WRITTEN INSTRUCTION
Would you transcribe all of the data exactly, down to the last character?

PROVIDED MATERIAL
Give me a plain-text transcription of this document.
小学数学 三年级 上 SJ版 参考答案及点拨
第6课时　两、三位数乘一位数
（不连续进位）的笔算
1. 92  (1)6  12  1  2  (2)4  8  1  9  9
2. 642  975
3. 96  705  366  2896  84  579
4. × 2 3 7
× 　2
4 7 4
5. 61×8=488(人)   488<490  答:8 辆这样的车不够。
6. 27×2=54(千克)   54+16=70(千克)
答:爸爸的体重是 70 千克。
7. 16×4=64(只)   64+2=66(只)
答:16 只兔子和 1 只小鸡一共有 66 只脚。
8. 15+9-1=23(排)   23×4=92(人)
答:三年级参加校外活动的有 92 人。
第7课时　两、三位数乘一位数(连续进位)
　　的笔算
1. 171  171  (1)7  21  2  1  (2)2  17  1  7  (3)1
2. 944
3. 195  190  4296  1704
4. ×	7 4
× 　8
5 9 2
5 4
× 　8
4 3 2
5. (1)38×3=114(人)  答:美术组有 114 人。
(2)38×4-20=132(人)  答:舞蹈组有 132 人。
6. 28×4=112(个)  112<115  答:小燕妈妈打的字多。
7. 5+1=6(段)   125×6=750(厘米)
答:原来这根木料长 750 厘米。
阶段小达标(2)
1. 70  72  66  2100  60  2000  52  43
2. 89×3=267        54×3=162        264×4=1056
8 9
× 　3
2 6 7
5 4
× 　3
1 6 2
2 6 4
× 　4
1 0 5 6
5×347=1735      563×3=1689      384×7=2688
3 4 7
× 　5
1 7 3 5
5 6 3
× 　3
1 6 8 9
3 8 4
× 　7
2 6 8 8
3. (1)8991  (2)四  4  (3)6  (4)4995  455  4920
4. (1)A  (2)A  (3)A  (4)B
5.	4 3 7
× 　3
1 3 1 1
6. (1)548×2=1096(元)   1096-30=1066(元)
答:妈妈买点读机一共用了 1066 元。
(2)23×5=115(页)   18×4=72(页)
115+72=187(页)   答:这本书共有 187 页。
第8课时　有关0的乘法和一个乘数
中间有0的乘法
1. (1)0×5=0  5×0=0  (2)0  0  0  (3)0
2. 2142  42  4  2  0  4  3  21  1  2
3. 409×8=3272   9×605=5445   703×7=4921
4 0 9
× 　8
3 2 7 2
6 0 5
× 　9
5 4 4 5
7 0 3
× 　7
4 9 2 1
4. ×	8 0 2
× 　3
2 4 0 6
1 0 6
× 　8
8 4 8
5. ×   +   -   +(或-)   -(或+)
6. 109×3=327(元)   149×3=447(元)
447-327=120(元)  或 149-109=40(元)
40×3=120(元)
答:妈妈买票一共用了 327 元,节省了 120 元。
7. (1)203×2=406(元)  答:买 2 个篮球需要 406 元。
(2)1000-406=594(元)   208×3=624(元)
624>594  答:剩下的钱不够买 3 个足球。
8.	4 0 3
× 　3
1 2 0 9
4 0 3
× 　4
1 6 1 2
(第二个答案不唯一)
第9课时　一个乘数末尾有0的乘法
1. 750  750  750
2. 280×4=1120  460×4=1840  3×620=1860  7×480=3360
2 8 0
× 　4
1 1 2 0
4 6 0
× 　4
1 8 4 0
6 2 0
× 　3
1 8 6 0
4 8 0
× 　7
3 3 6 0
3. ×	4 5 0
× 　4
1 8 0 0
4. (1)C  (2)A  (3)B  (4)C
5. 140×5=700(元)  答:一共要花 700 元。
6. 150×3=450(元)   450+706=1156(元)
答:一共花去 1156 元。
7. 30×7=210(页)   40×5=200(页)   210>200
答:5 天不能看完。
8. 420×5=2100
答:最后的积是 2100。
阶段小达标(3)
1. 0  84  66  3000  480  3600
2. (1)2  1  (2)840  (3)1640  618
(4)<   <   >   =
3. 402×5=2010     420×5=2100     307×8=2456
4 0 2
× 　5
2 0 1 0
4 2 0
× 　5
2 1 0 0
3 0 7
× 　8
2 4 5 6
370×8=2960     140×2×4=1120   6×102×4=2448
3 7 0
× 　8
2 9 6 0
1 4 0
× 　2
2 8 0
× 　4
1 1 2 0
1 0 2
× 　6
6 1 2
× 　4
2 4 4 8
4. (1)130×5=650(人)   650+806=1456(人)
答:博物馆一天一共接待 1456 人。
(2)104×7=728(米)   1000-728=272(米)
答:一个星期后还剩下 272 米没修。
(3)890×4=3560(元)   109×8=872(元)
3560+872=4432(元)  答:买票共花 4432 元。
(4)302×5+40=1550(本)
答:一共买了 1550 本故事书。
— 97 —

EXERCISE RESULT
Give me a plain-text transcription of this document.
小学数学 三年级 上 SJ版 参考答案及点拨
第6课时　两、三位数乘一位数
（不连续进位）的笔算
1. 92  (1)6  12  1  2  (2)4  8  1  9  9
2. 642  975
3. 96  705  366  2896  84  579
4. × 2 3 7
× 　2
4 7 4
5. 61×8=488(人)   488<490  答:8 辆这样的车不够。
6. 27×2=54(千克)   54+16=70(千克)
答:爸爸的体重是 70 千克。
7. 16×4=64(只)   64+2=66(只)
答:16 只兔子和 1 只小鸡一共有 66 只脚。
8. 15+9-1=23(排)   23×4=92(人)
答:三年级参加校外活动的有 92 人。
第7课时　两、三位数乘一位数(连续进位)
　　的笔算
1. 171  171  (1)7  21  2  1  (2)2  17  1  7  (3)1
2. 944
3. 195  190  4296  1704
4. ×	7 4
× 　8
5 9 2
5 4
× 　8
4 3 2
5. (1)38×3=114(人)  答:美术组有 114 人。
(2)38×4-20=132(人)  答:舞蹈组有 132 人。
6. 28×4=112(个)  112<115  答:小燕妈妈打的字多。
7. 5+1=6(段)   125×6=750(厘米)
答:原来这根木料长 750 厘米。
阶段小达标(2)
1. 70  72  66  2100  60  2000  52  43
2. 89×3=267        54×3=162        264×4=1056
8 9
× 　3
2 6 7
5 4
× 　3
1 6 2
2 6 4
× 　4
1 0 5 6
5×347=1735      563×3=1689      384×7=2688
3 4 7
× 　5
1 7 3 5
5 6 3
× 　3
1 6 8 9
3 8 4
× 　7
2 6 8 8
3. (1)8991  (2)四  4  (3)6  (4)4995  455  4920
4. (1)A  (2)A  (3)A  (4)B
5.	4 3 7
× 　3
1 3 1 1
6. (1)548×2=1096(元)   1096-30=1066(元)
答:妈妈买点读机一共用了 1066 元。
(2)23×5=115(页)   18×4=72(页)
115+72=187(页)   答:这本书共有 187 页。
第8课时　有关0的乘法和一个乘数
中间有0的乘法
1. (1)0×5=0  5×0=0  (2)0  0  0  (3)0
2. 2142  42  4  2  0  4  3  21  1  2
3. 409×8=3272   9×605=5445   703×7=4921
4 0 9
× 　8
3 2 7 2
6 0 5
× 　9
5 4 4 5
7 0 3
× 　7
4 9 2 1
4. ×	8 0 2
× 　3
2 4 0 6
1 0 6
× 　8
8 4 8
5. ×   +   -   +(或-)   -(或+)
6. 109×3=327(元)   149×3=447(元)
447-327=120(元)  或 149-109=40(元)
40×3=120(元)
答:妈妈买票一共用了 327 元,节省了 120 元。
7. (1)203×2=406(元)  答:买 2 个篮球需要 406 元。
(2)1000-406=594(元)   208×3=624(元)
624>594  答:剩下的钱不够买 3 个足球。
8.	4 0 3
× 　3
1 2 0 9
4 0 3
× 　4
1 6 1 2
(第二个答案不唯一)
第9课时　一个乘数末尾有0的乘法
1. 750  750  750
2. 280×4=1120  460×4=1840  3×620=1860  7×480=3360
2 8 0
× 　4
1 1 2 0
4 6 0
× 　4
1 8 4 0
6 2 0
× 　3
1 8 6 0
4 8 0
× 　7
3 3 6 0
3. ×	4 5 0
× 　4
1 8 0 0
4. (1)C  (2)A  (3)B  (4)C
5. 140×5=700(元)  答:一共要花 700 元。
6. 150×3=450(元)   450+706=1156(元)
答:一共花去 1156 元。
7. 30×7=210(页)   40×5=200(页)   210>200
答:5 天不能看完。
8. 420×5=2100
答:最后的积是 2100。
阶段小达标(3)
1. 0  84  66  3000  480  3600
2. (1)2  1  (2)840  (3)1640  618
(4)<   <   >   =
3. 402×5=2010     420×5=2100     307×8=2456
4 0 2
× 　5
2 0 1 0
4 2 0
× 　5
2 1 0 0
3 0 7
× 　8
2 4 5 6
370×8=2960     140×2×4=1120   6×102×4=2448
3 7 0
× 　8
2 9 6 0
1 4 0
× 　2
2 8 0
× 　4
1 1 2 0
1 0 2
× 　6
6 1 2
× 　4
2 4 4 8
4. (1)130×5=650(人)   650+806=1456(人)
答:博物馆一天一共接待 1456 人。
(2)104×7=728(米)   1000-728=272(米)
答:一个星期后还剩下 272 米没修。
(3)890×4=3560(元)   109×8=872(元)
3560+872=4432(元)  答:买票共花 4432 元。
(4)302×5+40=1550(本)
答:一共买了 1550 本故事书。
— 97 —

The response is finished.